> [Task instructions]
Copy, from the entries below, each line in which the string "見思任運先落" appears.

> [Supplied material]

┌──

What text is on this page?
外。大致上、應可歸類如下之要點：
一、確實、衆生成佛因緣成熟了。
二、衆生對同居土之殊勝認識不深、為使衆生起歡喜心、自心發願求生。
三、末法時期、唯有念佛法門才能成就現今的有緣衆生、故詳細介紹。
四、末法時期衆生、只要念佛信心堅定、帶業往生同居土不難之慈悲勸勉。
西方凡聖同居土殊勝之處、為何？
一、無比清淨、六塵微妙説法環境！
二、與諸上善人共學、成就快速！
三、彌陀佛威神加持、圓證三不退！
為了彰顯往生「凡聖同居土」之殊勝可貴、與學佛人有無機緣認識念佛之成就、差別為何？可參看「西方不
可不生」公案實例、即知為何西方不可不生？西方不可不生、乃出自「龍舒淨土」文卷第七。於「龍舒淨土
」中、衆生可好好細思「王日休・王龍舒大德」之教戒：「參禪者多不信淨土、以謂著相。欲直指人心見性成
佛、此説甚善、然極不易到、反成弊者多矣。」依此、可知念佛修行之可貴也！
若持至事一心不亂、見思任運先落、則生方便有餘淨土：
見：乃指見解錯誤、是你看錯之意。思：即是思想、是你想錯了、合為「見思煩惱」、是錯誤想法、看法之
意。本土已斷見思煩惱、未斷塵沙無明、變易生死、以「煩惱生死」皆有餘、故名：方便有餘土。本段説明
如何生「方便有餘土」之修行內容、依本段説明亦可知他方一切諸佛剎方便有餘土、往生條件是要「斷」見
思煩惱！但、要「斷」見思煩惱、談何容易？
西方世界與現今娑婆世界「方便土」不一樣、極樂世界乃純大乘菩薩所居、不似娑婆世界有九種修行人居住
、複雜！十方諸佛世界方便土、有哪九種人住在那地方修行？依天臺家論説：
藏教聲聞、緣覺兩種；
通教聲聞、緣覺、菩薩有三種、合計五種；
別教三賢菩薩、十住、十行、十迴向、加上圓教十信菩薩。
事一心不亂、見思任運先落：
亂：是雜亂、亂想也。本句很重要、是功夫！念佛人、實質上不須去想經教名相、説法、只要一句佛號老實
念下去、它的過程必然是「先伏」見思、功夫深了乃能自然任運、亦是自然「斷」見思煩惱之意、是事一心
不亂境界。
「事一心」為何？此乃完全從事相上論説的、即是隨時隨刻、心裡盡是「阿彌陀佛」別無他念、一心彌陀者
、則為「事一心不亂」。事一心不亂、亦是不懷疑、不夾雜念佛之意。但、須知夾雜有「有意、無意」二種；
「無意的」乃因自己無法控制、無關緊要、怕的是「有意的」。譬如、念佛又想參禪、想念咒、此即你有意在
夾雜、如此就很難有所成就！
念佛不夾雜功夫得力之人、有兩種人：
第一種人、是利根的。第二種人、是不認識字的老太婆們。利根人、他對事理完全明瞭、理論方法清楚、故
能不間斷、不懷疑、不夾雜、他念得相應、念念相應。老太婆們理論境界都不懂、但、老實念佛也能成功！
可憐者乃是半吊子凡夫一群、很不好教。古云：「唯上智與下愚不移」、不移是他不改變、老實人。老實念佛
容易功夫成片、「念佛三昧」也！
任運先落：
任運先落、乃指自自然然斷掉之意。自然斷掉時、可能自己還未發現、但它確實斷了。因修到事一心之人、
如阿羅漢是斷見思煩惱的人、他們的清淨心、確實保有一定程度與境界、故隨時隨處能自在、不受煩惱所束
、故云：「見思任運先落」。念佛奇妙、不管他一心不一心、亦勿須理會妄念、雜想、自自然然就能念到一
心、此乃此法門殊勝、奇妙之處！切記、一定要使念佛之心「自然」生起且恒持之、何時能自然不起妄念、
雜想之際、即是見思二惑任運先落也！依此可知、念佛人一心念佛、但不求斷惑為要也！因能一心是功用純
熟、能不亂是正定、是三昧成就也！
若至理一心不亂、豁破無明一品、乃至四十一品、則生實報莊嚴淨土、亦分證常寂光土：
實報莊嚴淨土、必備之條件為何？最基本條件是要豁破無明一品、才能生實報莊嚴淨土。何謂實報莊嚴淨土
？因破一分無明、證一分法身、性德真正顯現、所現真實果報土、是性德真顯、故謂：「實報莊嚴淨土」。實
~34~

└──

> [Answer for this exercise]
若持至事一心不亂、見思任運先落、則生方便有餘淨土：
事一心不亂、見思任運先落：
、故云：「見思任運先落」。念佛奇妙、不管他一心不一心、亦勿須理會妄念、雜想、自自然然就能念到一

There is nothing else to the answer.